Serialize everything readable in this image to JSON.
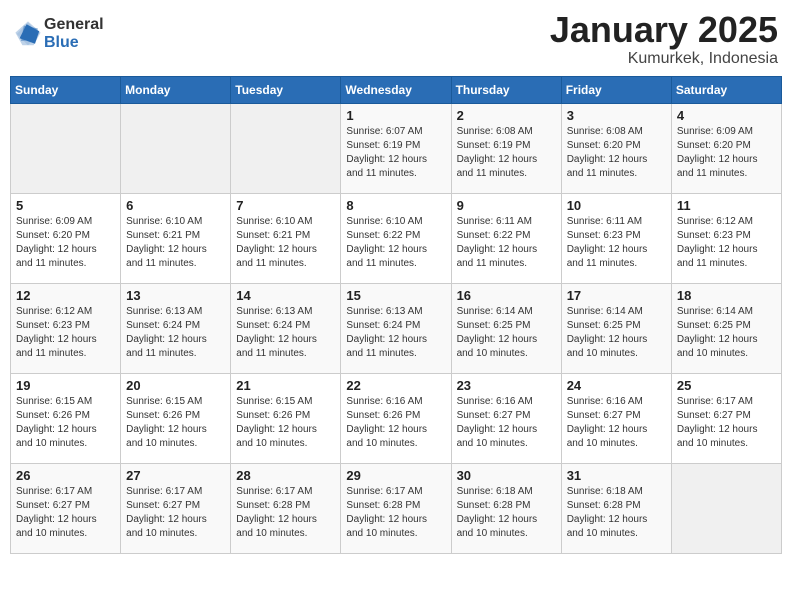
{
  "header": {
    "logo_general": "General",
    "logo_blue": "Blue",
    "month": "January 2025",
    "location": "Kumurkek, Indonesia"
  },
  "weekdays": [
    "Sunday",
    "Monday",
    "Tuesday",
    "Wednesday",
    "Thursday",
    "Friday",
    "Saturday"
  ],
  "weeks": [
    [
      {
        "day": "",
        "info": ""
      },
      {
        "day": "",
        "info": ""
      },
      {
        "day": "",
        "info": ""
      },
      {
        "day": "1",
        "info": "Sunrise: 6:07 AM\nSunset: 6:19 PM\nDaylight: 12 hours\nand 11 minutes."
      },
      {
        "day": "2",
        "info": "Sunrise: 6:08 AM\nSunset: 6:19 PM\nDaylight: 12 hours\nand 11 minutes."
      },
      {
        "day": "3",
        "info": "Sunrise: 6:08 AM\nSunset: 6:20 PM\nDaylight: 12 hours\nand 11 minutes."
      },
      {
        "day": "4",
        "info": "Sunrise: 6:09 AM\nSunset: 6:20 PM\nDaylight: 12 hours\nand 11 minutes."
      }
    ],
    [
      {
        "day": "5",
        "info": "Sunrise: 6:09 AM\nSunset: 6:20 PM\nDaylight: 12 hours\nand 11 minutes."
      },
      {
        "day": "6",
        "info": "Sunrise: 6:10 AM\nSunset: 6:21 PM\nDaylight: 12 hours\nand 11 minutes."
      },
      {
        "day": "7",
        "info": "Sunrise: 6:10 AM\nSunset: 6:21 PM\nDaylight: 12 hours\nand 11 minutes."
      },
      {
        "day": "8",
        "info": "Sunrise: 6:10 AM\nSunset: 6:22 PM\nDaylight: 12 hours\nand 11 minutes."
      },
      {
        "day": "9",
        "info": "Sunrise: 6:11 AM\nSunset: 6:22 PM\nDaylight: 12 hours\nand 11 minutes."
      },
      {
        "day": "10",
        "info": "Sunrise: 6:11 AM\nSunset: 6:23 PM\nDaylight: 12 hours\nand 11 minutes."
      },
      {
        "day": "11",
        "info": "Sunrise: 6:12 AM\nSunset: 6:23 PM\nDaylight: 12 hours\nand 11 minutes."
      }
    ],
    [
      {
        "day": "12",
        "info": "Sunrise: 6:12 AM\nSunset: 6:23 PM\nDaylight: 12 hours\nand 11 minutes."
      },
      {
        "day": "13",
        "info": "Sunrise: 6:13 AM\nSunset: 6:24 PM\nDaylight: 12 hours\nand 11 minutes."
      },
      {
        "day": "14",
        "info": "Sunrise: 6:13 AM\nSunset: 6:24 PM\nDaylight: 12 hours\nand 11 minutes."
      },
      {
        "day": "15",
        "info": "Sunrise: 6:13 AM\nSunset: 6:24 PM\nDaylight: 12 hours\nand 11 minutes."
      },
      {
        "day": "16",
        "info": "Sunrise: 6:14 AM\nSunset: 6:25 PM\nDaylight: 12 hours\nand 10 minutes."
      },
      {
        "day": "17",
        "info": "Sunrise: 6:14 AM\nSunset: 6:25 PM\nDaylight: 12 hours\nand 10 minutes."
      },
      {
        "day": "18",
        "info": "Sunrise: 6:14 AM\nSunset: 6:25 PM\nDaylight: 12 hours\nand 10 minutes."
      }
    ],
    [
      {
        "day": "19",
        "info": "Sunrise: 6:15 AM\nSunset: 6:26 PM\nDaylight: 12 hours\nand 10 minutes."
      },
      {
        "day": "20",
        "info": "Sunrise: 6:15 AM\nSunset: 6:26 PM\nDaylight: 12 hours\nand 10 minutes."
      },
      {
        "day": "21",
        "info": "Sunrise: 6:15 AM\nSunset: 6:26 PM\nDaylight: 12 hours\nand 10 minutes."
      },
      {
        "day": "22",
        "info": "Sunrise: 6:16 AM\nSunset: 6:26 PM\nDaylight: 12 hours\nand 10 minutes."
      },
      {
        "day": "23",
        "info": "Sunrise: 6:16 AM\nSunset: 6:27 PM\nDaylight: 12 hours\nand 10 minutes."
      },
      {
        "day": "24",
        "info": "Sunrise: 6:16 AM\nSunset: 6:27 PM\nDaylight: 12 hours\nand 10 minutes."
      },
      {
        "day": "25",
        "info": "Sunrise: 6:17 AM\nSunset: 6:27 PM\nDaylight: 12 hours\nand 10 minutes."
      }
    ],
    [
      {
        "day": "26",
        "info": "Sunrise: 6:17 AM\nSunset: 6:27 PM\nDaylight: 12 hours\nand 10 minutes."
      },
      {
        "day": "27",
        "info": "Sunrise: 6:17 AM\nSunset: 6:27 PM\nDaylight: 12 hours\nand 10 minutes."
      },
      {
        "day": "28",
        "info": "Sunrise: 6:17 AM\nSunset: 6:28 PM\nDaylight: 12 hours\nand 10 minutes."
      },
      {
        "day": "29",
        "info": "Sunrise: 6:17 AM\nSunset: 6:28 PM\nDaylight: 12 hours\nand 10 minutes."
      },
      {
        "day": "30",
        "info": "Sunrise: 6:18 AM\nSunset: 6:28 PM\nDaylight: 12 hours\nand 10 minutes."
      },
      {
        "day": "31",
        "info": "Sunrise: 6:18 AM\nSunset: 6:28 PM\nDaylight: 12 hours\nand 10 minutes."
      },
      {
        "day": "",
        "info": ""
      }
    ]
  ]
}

_____

## TASK GOAL:
All the lines above are to be reproduced exactly, except the pictures.

## COMPLETE RESPONSE:
Serialize everything readable in this image to JSON.
{
  "header": {
    "logo_general": "General",
    "logo_blue": "Blue",
    "month": "January 2025",
    "location": "Kumurkek, Indonesia"
  },
  "weekdays": [
    "Sunday",
    "Monday",
    "Tuesday",
    "Wednesday",
    "Thursday",
    "Friday",
    "Saturday"
  ],
  "weeks": [
    [
      {
        "day": "",
        "info": ""
      },
      {
        "day": "",
        "info": ""
      },
      {
        "day": "",
        "info": ""
      },
      {
        "day": "1",
        "info": "Sunrise: 6:07 AM\nSunset: 6:19 PM\nDaylight: 12 hours\nand 11 minutes."
      },
      {
        "day": "2",
        "info": "Sunrise: 6:08 AM\nSunset: 6:19 PM\nDaylight: 12 hours\nand 11 minutes."
      },
      {
        "day": "3",
        "info": "Sunrise: 6:08 AM\nSunset: 6:20 PM\nDaylight: 12 hours\nand 11 minutes."
      },
      {
        "day": "4",
        "info": "Sunrise: 6:09 AM\nSunset: 6:20 PM\nDaylight: 12 hours\nand 11 minutes."
      }
    ],
    [
      {
        "day": "5",
        "info": "Sunrise: 6:09 AM\nSunset: 6:20 PM\nDaylight: 12 hours\nand 11 minutes."
      },
      {
        "day": "6",
        "info": "Sunrise: 6:10 AM\nSunset: 6:21 PM\nDaylight: 12 hours\nand 11 minutes."
      },
      {
        "day": "7",
        "info": "Sunrise: 6:10 AM\nSunset: 6:21 PM\nDaylight: 12 hours\nand 11 minutes."
      },
      {
        "day": "8",
        "info": "Sunrise: 6:10 AM\nSunset: 6:22 PM\nDaylight: 12 hours\nand 11 minutes."
      },
      {
        "day": "9",
        "info": "Sunrise: 6:11 AM\nSunset: 6:22 PM\nDaylight: 12 hours\nand 11 minutes."
      },
      {
        "day": "10",
        "info": "Sunrise: 6:11 AM\nSunset: 6:23 PM\nDaylight: 12 hours\nand 11 minutes."
      },
      {
        "day": "11",
        "info": "Sunrise: 6:12 AM\nSunset: 6:23 PM\nDaylight: 12 hours\nand 11 minutes."
      }
    ],
    [
      {
        "day": "12",
        "info": "Sunrise: 6:12 AM\nSunset: 6:23 PM\nDaylight: 12 hours\nand 11 minutes."
      },
      {
        "day": "13",
        "info": "Sunrise: 6:13 AM\nSunset: 6:24 PM\nDaylight: 12 hours\nand 11 minutes."
      },
      {
        "day": "14",
        "info": "Sunrise: 6:13 AM\nSunset: 6:24 PM\nDaylight: 12 hours\nand 11 minutes."
      },
      {
        "day": "15",
        "info": "Sunrise: 6:13 AM\nSunset: 6:24 PM\nDaylight: 12 hours\nand 11 minutes."
      },
      {
        "day": "16",
        "info": "Sunrise: 6:14 AM\nSunset: 6:25 PM\nDaylight: 12 hours\nand 10 minutes."
      },
      {
        "day": "17",
        "info": "Sunrise: 6:14 AM\nSunset: 6:25 PM\nDaylight: 12 hours\nand 10 minutes."
      },
      {
        "day": "18",
        "info": "Sunrise: 6:14 AM\nSunset: 6:25 PM\nDaylight: 12 hours\nand 10 minutes."
      }
    ],
    [
      {
        "day": "19",
        "info": "Sunrise: 6:15 AM\nSunset: 6:26 PM\nDaylight: 12 hours\nand 10 minutes."
      },
      {
        "day": "20",
        "info": "Sunrise: 6:15 AM\nSunset: 6:26 PM\nDaylight: 12 hours\nand 10 minutes."
      },
      {
        "day": "21",
        "info": "Sunrise: 6:15 AM\nSunset: 6:26 PM\nDaylight: 12 hours\nand 10 minutes."
      },
      {
        "day": "22",
        "info": "Sunrise: 6:16 AM\nSunset: 6:26 PM\nDaylight: 12 hours\nand 10 minutes."
      },
      {
        "day": "23",
        "info": "Sunrise: 6:16 AM\nSunset: 6:27 PM\nDaylight: 12 hours\nand 10 minutes."
      },
      {
        "day": "24",
        "info": "Sunrise: 6:16 AM\nSunset: 6:27 PM\nDaylight: 12 hours\nand 10 minutes."
      },
      {
        "day": "25",
        "info": "Sunrise: 6:17 AM\nSunset: 6:27 PM\nDaylight: 12 hours\nand 10 minutes."
      }
    ],
    [
      {
        "day": "26",
        "info": "Sunrise: 6:17 AM\nSunset: 6:27 PM\nDaylight: 12 hours\nand 10 minutes."
      },
      {
        "day": "27",
        "info": "Sunrise: 6:17 AM\nSunset: 6:27 PM\nDaylight: 12 hours\nand 10 minutes."
      },
      {
        "day": "28",
        "info": "Sunrise: 6:17 AM\nSunset: 6:28 PM\nDaylight: 12 hours\nand 10 minutes."
      },
      {
        "day": "29",
        "info": "Sunrise: 6:17 AM\nSunset: 6:28 PM\nDaylight: 12 hours\nand 10 minutes."
      },
      {
        "day": "30",
        "info": "Sunrise: 6:18 AM\nSunset: 6:28 PM\nDaylight: 12 hours\nand 10 minutes."
      },
      {
        "day": "31",
        "info": "Sunrise: 6:18 AM\nSunset: 6:28 PM\nDaylight: 12 hours\nand 10 minutes."
      },
      {
        "day": "",
        "info": ""
      }
    ]
  ]
}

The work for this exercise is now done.